WORKING DATA:
* * * * *

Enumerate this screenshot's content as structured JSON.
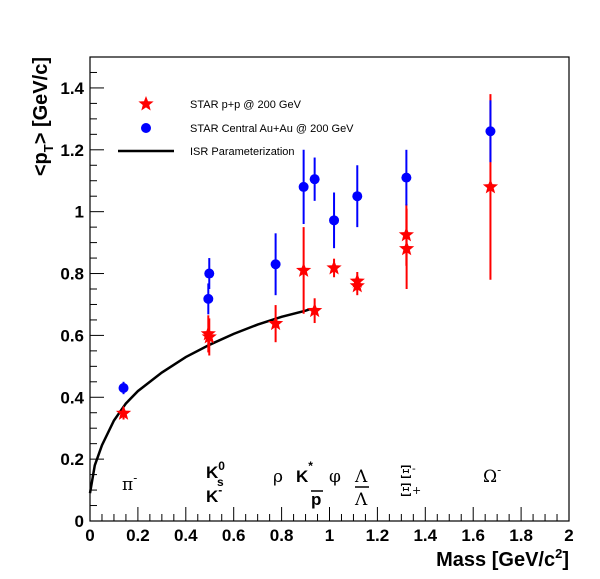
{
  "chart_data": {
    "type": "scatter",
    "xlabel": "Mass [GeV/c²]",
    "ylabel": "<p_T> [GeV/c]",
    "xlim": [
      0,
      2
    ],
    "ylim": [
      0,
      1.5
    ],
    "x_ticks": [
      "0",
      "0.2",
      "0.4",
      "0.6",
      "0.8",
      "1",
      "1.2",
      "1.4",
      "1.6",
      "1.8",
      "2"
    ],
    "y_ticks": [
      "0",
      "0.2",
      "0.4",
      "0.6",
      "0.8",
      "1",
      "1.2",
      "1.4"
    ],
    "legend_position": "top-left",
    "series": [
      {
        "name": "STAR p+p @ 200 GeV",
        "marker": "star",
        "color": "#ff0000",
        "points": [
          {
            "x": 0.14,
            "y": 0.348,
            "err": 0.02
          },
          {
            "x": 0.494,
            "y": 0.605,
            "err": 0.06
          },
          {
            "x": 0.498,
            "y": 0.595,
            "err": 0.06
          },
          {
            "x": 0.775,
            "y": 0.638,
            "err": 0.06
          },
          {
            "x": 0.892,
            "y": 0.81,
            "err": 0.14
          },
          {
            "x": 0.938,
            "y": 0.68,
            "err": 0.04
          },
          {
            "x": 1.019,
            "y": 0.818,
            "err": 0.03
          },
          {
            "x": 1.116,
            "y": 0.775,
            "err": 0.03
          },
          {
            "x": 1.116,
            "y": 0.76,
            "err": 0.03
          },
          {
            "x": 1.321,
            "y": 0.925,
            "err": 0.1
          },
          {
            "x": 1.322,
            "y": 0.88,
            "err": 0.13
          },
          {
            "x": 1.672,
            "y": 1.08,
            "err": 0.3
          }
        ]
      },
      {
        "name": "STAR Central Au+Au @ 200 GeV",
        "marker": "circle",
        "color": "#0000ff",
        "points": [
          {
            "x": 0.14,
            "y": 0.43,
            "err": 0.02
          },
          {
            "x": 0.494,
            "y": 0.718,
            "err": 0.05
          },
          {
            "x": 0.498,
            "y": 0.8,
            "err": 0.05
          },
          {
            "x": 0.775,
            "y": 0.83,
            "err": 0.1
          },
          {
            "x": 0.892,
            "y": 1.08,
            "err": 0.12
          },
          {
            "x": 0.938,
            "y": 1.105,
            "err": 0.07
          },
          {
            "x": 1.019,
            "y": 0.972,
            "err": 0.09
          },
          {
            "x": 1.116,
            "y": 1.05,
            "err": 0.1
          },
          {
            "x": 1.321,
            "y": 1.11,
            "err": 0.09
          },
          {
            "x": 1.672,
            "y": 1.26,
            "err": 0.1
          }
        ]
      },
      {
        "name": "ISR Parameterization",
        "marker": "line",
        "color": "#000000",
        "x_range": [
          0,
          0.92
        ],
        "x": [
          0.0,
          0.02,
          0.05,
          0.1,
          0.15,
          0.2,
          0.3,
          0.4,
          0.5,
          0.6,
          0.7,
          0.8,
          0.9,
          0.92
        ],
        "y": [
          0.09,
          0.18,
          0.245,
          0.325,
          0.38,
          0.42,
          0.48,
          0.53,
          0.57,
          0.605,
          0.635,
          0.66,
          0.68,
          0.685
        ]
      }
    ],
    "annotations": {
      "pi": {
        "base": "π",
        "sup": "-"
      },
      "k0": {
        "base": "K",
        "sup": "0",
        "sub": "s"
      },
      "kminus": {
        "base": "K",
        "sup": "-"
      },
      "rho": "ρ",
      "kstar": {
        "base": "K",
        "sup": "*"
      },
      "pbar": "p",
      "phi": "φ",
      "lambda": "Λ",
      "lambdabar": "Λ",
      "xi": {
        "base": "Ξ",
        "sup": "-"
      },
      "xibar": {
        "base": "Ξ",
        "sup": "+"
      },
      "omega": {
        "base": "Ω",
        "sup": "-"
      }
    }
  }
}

* * * * *

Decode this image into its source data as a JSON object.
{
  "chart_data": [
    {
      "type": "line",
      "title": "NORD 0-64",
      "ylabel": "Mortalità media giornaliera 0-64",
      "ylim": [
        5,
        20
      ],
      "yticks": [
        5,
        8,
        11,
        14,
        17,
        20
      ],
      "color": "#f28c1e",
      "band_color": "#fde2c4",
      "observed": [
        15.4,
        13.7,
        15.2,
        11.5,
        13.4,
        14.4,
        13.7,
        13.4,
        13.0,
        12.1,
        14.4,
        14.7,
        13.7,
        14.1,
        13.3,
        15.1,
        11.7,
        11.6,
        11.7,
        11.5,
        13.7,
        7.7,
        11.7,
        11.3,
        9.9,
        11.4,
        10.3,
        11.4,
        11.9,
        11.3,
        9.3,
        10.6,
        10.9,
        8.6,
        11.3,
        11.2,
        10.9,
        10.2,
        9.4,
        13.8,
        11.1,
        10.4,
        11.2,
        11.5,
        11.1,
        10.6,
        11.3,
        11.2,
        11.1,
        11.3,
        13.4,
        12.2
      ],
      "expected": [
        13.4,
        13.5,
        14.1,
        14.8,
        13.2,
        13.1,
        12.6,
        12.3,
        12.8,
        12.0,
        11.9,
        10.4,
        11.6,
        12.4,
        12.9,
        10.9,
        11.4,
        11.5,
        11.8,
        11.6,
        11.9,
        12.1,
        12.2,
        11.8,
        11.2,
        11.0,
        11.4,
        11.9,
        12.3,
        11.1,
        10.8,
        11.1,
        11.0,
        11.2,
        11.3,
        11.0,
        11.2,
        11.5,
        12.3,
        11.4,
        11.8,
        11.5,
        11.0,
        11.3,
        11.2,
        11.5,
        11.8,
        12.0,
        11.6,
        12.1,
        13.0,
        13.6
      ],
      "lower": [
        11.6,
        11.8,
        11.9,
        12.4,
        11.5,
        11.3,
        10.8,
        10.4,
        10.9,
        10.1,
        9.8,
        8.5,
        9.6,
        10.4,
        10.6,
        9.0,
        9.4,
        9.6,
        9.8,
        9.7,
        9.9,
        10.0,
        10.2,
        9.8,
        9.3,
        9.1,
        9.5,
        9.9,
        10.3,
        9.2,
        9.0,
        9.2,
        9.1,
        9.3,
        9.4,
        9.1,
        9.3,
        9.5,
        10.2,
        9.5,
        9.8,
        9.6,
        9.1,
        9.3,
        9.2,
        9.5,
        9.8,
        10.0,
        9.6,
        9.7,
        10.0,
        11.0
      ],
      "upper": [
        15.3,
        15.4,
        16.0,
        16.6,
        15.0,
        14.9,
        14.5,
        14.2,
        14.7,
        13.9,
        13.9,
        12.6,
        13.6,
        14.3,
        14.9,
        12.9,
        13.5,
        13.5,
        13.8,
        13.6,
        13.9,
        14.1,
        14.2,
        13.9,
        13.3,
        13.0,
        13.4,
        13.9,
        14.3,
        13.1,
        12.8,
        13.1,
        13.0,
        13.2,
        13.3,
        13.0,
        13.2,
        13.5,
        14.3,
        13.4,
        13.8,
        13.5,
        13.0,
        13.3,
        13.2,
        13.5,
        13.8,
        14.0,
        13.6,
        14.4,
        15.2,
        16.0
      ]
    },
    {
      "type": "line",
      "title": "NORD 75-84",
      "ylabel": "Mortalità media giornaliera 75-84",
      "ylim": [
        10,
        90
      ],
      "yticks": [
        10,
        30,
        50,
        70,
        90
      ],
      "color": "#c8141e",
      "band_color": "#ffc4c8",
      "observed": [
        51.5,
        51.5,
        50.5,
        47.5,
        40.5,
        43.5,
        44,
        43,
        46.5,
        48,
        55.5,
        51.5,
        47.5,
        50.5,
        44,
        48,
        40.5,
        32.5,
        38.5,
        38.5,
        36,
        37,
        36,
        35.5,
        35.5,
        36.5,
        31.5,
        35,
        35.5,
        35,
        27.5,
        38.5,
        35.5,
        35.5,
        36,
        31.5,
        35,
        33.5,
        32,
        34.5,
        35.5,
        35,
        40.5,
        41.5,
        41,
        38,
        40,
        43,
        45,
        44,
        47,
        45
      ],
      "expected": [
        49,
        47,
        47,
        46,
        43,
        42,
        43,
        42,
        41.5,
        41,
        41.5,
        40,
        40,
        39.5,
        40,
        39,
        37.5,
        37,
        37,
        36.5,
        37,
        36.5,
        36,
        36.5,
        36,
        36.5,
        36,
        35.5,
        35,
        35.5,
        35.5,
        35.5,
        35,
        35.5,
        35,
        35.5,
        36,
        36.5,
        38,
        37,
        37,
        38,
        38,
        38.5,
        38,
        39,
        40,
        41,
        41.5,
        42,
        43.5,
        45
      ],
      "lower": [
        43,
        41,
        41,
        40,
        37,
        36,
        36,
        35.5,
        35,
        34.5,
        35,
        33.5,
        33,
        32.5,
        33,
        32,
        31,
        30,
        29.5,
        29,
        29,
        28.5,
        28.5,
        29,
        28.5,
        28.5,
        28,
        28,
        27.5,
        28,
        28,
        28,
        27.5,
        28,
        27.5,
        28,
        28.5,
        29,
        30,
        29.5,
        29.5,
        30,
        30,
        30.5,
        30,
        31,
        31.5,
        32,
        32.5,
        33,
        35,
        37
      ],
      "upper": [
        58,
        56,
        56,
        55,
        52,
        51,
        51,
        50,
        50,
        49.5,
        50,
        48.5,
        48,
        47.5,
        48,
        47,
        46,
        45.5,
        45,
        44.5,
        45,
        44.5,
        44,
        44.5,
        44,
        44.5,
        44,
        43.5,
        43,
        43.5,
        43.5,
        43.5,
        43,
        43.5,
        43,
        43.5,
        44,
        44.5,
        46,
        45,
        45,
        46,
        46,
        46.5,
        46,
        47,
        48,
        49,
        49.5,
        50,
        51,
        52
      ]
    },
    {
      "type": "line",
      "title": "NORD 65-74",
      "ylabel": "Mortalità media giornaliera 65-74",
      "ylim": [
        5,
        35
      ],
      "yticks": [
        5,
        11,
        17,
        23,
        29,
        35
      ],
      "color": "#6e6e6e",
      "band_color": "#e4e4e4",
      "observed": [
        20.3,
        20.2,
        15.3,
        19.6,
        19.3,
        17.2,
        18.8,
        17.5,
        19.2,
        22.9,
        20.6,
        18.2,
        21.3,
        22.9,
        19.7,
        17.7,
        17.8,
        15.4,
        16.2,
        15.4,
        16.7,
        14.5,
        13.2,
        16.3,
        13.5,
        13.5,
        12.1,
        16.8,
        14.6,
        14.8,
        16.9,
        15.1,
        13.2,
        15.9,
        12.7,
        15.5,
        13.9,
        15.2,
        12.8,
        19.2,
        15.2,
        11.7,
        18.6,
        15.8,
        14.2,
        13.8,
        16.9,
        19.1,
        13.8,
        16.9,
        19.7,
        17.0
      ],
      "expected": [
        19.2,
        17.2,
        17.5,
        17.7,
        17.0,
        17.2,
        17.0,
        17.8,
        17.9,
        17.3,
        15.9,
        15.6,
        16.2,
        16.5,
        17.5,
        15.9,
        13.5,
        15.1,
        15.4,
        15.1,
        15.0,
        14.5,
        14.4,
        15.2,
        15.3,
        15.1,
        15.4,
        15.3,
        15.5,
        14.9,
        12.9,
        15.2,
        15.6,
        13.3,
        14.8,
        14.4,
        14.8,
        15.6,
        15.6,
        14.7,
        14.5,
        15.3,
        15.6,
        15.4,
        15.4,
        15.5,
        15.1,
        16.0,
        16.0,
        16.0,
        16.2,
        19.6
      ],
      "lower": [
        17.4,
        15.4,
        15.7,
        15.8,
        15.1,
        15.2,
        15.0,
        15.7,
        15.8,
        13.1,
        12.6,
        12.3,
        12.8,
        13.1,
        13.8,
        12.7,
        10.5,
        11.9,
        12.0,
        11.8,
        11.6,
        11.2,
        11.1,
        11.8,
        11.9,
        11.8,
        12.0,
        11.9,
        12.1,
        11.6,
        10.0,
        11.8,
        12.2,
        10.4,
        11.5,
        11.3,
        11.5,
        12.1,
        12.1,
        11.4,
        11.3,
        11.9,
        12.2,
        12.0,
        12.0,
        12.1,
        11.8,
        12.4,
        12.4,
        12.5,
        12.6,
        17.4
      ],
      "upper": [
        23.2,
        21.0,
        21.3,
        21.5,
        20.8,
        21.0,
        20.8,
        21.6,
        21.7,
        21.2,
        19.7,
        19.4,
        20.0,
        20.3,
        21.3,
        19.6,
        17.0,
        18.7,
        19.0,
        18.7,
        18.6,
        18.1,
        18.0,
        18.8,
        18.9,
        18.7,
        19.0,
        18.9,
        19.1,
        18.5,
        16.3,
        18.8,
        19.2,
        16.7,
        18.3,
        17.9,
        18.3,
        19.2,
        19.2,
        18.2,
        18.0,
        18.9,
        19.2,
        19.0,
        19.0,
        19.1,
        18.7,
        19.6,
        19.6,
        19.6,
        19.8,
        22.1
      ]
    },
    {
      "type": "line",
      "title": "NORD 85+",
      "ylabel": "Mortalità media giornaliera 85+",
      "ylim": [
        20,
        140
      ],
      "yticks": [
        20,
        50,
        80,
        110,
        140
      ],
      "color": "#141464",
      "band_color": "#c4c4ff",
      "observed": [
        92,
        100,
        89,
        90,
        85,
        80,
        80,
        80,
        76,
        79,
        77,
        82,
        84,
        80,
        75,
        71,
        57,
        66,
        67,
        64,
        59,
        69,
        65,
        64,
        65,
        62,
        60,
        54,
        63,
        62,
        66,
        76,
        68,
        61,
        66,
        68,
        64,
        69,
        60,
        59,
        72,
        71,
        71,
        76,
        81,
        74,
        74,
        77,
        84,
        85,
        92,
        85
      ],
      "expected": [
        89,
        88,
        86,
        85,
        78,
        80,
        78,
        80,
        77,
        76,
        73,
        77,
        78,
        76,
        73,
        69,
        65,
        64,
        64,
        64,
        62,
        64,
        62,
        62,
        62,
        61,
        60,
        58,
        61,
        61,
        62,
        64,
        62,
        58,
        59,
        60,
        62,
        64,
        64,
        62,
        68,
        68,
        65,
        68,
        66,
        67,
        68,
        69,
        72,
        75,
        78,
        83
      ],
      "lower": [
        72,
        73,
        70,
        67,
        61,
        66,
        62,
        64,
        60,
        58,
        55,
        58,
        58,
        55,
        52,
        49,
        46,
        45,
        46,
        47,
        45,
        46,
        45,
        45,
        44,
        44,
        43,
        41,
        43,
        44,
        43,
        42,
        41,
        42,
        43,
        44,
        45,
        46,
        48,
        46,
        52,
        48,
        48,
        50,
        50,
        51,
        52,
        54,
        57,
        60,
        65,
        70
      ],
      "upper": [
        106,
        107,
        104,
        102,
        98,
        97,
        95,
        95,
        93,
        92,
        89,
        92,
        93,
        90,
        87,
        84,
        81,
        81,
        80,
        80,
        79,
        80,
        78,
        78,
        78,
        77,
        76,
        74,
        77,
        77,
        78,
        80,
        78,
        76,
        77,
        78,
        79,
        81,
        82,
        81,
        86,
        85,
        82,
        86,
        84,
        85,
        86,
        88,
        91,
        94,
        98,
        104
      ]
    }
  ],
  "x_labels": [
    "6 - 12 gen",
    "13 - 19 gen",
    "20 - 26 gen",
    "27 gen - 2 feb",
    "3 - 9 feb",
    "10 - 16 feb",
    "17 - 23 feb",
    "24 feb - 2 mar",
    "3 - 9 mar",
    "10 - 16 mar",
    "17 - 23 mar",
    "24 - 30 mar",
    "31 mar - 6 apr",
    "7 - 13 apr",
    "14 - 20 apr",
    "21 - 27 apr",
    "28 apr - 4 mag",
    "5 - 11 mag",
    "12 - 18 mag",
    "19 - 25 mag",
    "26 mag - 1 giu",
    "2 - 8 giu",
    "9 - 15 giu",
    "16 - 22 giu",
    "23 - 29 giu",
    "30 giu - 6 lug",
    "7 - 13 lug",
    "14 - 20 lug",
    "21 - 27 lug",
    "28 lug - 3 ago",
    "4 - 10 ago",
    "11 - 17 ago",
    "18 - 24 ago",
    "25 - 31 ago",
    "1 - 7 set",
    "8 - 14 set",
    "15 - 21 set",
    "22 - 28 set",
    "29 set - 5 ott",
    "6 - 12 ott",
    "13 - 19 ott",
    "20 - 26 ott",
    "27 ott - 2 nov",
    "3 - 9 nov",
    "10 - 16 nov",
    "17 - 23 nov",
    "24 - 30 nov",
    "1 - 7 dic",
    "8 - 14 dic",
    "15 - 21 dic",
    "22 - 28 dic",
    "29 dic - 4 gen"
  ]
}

* * * * *

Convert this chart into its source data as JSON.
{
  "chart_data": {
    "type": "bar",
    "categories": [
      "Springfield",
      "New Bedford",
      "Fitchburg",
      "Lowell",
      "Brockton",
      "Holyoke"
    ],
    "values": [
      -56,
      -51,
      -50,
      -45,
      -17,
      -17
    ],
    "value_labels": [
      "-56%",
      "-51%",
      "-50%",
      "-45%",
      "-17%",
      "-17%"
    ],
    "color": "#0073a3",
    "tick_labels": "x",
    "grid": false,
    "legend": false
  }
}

* * * * *

TO BE DONE: Count every line of the material above that holds the string "giornaliera", then state only the total.

RESPONSE: 4